_Task_: Identify and copy all lines of the material where the string "time" is found.

-- START OF Source material --

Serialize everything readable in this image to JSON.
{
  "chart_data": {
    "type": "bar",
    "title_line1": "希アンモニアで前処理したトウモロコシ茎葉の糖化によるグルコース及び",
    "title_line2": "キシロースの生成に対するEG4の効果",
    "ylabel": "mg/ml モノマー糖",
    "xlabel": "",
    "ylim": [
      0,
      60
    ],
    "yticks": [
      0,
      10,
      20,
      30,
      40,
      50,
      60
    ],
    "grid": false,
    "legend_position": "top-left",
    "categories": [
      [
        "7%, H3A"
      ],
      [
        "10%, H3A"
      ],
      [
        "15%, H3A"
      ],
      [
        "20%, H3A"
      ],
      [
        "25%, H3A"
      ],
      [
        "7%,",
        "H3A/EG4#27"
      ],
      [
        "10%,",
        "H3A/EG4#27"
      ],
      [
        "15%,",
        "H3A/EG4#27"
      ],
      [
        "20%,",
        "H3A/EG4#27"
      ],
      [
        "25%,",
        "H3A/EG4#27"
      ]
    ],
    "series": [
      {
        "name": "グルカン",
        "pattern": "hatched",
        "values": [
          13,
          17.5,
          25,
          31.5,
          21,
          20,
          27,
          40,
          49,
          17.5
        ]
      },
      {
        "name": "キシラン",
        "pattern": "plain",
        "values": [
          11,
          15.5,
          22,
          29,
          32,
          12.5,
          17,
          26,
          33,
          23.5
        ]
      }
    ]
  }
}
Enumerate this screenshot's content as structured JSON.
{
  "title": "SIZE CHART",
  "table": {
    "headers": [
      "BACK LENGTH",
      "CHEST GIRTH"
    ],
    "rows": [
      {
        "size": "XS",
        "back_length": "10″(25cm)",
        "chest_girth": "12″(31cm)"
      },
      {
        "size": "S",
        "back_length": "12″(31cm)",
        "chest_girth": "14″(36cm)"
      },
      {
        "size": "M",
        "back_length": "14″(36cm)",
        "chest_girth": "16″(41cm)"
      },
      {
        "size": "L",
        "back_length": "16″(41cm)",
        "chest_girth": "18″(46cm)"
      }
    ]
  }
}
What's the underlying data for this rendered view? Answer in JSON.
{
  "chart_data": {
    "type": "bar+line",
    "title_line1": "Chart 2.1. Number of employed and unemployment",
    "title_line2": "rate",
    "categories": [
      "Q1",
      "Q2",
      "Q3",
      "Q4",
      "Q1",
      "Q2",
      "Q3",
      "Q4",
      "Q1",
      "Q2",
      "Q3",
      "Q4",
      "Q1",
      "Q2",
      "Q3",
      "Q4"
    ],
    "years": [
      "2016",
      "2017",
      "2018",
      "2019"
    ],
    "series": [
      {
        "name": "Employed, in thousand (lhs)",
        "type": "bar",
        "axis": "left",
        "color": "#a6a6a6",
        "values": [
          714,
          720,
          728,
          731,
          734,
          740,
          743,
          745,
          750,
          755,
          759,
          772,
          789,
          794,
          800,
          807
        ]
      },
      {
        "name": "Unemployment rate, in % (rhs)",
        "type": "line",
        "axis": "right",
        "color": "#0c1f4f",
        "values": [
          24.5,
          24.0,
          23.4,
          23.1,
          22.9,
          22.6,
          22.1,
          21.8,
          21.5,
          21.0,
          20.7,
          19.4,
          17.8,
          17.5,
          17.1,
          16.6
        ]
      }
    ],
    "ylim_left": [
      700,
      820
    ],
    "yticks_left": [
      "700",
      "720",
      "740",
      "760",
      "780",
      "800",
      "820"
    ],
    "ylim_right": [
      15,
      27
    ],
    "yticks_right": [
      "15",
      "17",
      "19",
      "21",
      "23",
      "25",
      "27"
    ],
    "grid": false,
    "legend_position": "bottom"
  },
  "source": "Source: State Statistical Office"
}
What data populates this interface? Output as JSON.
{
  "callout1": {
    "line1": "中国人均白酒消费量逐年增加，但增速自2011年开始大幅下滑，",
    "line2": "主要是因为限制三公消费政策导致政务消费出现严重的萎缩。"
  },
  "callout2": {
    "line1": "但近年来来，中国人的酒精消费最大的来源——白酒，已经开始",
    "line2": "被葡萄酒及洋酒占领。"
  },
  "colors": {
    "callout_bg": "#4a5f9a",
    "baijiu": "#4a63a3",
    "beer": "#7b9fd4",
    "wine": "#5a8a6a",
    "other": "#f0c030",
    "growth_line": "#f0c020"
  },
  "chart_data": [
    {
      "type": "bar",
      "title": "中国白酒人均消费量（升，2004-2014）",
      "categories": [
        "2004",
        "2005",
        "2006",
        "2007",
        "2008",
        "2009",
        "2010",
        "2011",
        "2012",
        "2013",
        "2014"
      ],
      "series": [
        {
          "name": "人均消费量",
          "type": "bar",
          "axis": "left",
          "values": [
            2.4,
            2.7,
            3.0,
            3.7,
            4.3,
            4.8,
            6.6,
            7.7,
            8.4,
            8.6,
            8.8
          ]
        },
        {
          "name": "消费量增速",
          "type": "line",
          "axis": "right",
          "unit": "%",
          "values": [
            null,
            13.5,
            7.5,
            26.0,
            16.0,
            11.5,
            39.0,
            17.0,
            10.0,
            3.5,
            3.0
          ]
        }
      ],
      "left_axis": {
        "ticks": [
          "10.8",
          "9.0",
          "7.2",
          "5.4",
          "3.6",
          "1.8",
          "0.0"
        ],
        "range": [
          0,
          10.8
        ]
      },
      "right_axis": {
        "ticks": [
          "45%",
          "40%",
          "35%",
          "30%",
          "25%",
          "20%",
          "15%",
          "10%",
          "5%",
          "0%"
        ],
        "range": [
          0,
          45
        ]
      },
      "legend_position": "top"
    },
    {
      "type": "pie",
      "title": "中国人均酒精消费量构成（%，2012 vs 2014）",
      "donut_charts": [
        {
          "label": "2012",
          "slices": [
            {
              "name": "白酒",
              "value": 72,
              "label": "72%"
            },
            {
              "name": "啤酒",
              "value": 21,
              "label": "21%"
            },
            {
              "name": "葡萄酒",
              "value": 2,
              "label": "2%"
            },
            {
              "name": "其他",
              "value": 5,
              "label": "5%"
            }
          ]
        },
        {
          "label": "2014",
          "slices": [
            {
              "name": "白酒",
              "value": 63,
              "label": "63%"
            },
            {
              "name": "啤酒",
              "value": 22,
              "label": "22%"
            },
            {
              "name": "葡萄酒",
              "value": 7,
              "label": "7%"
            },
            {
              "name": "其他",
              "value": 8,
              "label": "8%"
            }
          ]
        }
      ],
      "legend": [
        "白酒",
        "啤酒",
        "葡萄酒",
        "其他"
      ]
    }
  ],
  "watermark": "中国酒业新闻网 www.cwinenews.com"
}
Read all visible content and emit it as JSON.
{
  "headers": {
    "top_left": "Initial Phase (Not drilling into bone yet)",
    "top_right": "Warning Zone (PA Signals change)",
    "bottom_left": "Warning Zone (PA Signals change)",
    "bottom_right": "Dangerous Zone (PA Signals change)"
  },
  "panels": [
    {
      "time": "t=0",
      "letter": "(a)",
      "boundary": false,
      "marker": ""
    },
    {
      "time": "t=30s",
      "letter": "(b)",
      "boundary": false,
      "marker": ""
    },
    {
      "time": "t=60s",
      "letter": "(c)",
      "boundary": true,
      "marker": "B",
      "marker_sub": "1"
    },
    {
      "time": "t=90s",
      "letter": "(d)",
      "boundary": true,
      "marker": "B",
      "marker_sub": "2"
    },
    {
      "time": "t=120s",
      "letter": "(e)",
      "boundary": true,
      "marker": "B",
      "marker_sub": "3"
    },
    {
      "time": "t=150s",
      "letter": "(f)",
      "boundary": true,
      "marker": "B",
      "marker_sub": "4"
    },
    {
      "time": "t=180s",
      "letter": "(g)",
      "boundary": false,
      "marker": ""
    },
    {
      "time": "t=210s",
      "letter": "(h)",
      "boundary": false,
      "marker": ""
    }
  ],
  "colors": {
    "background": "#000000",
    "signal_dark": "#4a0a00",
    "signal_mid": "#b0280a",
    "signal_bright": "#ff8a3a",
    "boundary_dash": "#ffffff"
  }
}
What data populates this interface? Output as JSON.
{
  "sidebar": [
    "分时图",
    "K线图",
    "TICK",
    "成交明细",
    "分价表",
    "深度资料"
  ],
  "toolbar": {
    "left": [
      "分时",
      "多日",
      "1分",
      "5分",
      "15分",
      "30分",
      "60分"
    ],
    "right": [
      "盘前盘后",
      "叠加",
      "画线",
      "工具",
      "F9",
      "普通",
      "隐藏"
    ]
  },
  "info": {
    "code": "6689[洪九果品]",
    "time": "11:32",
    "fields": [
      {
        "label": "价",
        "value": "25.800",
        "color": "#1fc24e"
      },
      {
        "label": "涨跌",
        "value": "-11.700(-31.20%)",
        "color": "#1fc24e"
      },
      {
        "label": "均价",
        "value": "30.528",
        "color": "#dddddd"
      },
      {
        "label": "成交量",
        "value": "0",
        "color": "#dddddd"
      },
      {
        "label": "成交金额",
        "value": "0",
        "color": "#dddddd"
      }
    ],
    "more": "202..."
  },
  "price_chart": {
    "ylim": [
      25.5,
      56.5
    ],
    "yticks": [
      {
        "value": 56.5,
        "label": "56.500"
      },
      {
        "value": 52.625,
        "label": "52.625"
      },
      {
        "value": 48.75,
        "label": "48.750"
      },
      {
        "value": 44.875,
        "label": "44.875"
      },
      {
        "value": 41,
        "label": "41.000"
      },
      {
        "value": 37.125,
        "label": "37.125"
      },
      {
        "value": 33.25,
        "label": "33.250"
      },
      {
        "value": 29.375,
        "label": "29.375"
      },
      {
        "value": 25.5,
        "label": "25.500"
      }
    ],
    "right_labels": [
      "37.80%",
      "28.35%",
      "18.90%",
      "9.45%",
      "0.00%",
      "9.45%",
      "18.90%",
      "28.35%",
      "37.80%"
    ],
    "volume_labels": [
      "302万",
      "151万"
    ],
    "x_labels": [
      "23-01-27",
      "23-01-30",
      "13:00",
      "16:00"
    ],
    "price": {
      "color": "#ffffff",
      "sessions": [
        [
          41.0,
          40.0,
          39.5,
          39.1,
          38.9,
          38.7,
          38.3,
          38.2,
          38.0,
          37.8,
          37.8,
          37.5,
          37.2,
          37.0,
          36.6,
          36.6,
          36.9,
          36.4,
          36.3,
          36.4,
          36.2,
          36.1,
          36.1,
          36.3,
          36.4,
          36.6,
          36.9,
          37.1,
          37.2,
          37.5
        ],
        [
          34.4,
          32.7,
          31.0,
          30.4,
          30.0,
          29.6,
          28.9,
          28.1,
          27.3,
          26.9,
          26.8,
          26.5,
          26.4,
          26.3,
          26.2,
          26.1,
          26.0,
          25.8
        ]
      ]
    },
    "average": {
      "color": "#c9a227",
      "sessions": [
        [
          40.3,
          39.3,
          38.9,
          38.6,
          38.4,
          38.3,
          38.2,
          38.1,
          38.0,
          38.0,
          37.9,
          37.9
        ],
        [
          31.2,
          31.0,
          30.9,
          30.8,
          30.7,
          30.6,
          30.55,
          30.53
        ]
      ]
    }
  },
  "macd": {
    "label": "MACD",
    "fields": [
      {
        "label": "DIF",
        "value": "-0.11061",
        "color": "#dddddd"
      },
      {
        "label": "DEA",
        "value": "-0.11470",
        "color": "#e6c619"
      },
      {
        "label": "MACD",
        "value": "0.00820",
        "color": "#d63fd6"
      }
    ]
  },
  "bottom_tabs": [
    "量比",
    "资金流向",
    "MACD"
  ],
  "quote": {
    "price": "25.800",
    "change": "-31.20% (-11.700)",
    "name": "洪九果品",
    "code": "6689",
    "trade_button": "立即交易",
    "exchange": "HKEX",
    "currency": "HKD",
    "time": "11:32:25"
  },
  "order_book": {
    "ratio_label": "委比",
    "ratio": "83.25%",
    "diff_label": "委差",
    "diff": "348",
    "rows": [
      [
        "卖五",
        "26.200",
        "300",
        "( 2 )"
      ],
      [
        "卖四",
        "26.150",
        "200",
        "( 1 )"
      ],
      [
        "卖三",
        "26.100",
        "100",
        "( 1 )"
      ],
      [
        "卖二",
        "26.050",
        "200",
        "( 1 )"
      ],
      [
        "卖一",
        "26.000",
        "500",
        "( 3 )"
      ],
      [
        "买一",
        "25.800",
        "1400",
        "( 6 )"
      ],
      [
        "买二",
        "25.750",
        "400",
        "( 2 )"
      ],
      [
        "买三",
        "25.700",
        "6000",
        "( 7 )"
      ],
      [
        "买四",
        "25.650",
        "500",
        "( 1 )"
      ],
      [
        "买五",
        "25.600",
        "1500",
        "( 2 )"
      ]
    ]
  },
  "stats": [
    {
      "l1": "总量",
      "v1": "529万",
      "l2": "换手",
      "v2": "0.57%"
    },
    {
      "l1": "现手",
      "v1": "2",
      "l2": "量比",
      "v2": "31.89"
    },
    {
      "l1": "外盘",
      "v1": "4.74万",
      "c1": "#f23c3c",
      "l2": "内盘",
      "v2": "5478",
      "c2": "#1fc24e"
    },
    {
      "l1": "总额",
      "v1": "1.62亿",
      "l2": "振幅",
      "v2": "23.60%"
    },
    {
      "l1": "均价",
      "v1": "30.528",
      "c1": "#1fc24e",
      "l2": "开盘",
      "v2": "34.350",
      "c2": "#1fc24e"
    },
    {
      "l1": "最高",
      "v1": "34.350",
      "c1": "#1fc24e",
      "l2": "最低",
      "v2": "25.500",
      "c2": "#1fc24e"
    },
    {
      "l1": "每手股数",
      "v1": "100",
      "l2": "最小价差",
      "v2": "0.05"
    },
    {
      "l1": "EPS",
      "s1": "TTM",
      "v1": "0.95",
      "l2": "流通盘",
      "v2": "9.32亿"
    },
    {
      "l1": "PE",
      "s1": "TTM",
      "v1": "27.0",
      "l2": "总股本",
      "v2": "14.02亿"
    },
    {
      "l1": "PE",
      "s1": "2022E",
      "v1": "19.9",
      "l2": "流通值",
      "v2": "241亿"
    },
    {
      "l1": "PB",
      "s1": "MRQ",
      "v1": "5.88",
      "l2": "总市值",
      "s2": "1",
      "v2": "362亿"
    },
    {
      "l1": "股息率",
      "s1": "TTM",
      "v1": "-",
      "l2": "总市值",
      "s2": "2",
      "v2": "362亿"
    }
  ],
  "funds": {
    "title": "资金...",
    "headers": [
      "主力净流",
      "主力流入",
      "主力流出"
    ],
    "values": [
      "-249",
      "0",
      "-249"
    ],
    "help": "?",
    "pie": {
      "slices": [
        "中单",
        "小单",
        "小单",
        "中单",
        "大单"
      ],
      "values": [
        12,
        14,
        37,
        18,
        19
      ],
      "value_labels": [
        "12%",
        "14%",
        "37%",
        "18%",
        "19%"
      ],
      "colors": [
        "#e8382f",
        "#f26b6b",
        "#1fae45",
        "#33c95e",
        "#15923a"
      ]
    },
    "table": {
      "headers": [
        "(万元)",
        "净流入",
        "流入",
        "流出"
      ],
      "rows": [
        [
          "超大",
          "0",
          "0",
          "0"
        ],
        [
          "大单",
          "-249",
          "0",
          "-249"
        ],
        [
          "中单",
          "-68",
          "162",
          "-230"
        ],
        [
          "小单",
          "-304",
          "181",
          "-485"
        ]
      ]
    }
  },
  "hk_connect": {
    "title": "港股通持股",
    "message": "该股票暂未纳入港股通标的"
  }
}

-- END OF Source material --

_Result below_:
      "time": "t=0",
      "time": "t=30s",
      "time": "t=60s",
      "time": "t=90s",
      "time": "t=120s",
      "time": "t=150s",
      "time": "t=180s",
      "time": "t=210s",
    "time": "11:32",
    "time": "11:32:25"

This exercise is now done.